Data for this exercise start

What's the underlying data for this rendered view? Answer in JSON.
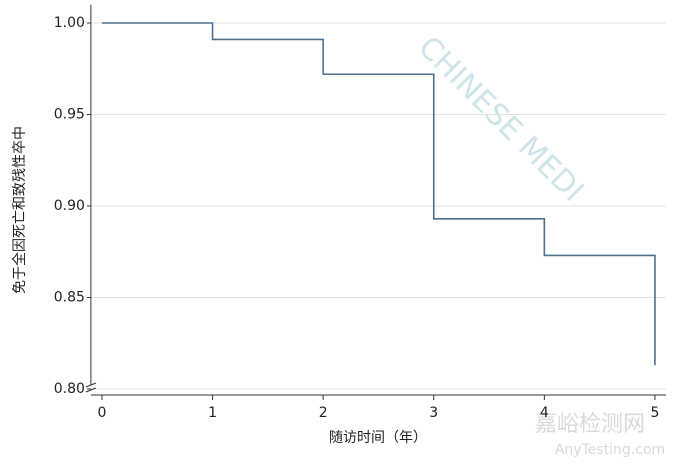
{
  "chart_data": {
    "type": "step",
    "y_label": "免于全因死亡和致残性卒中",
    "x_label": "随访时间（年）",
    "x": [
      0,
      1,
      2,
      3,
      4,
      5
    ],
    "series": [
      {
        "color": "#4f6f8f",
        "values": [
          1.0,
          0.991,
          0.972,
          0.893,
          0.873,
          0.813
        ]
      }
    ],
    "xlim": [
      -0.1,
      5.1
    ],
    "xticks": [
      0,
      1,
      2,
      3,
      4,
      5
    ],
    "ylim": [
      0.8,
      1.01
    ],
    "yticks": [
      {
        "value": 0.8,
        "label": "0.80"
      },
      0.85,
      {
        "value": 0.9,
        "label": "0.90"
      },
      0.95,
      {
        "value": 1.0,
        "label": "1.00"
      }
    ],
    "grid": true,
    "watermarks": [
      "CHINESE MEDI",
      "嘉峪检测网",
      "AnyTesting.com"
    ]
  }
}
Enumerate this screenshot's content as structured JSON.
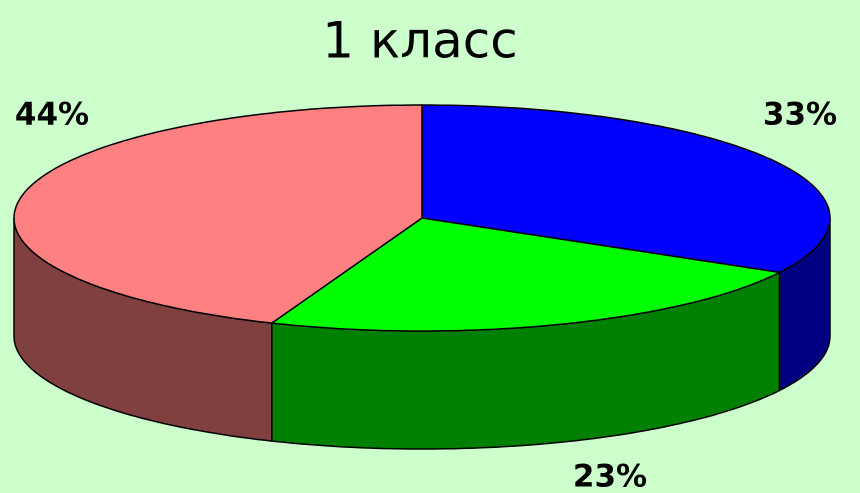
{
  "chart_data": {
    "type": "pie3d",
    "title": "1 класс",
    "categories": [
      null,
      null,
      null
    ],
    "values": [
      33,
      23,
      44
    ],
    "value_labels": [
      "33%",
      "23%",
      "44%"
    ],
    "colors": [
      "#0000ff",
      "#00ff00",
      "#ff8080"
    ],
    "side_colors": [
      "#000080",
      "#008000",
      "#804040"
    ]
  }
}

Data for this exercise end

What the exercise asks ::
Pictures excluded, quote all the data above exactly.

Exercise result ::
What's the underlying data for this rendered view? Answer in JSON.
{
  "chart_data": {
    "type": "step",
    "y_label": "免于全因死亡和致残性卒中",
    "x_label": "随访时间（年）",
    "x": [
      0,
      1,
      2,
      3,
      4,
      5
    ],
    "series": [
      {
        "color": "#4f6f8f",
        "values": [
          1.0,
          0.991,
          0.972,
          0.893,
          0.873,
          0.813
        ]
      }
    ],
    "xlim": [
      -0.1,
      5.1
    ],
    "xticks": [
      0,
      1,
      2,
      3,
      4,
      5
    ],
    "ylim": [
      0.8,
      1.01
    ],
    "yticks": [
      {
        "value": 0.8,
        "label": "0.80"
      },
      0.85,
      {
        "value": 0.9,
        "label": "0.90"
      },
      0.95,
      {
        "value": 1.0,
        "label": "1.00"
      }
    ],
    "grid": true,
    "watermarks": [
      "CHINESE MEDI",
      "嘉峪检测网",
      "AnyTesting.com"
    ]
  }
}
Enumerate this screenshot's content as structured JSON.
{
  "chart_data": {
    "type": "pie3d",
    "title": "1 класс",
    "categories": [
      null,
      null,
      null
    ],
    "values": [
      33,
      23,
      44
    ],
    "value_labels": [
      "33%",
      "23%",
      "44%"
    ],
    "colors": [
      "#0000ff",
      "#00ff00",
      "#ff8080"
    ],
    "side_colors": [
      "#000080",
      "#008000",
      "#804040"
    ]
  }
}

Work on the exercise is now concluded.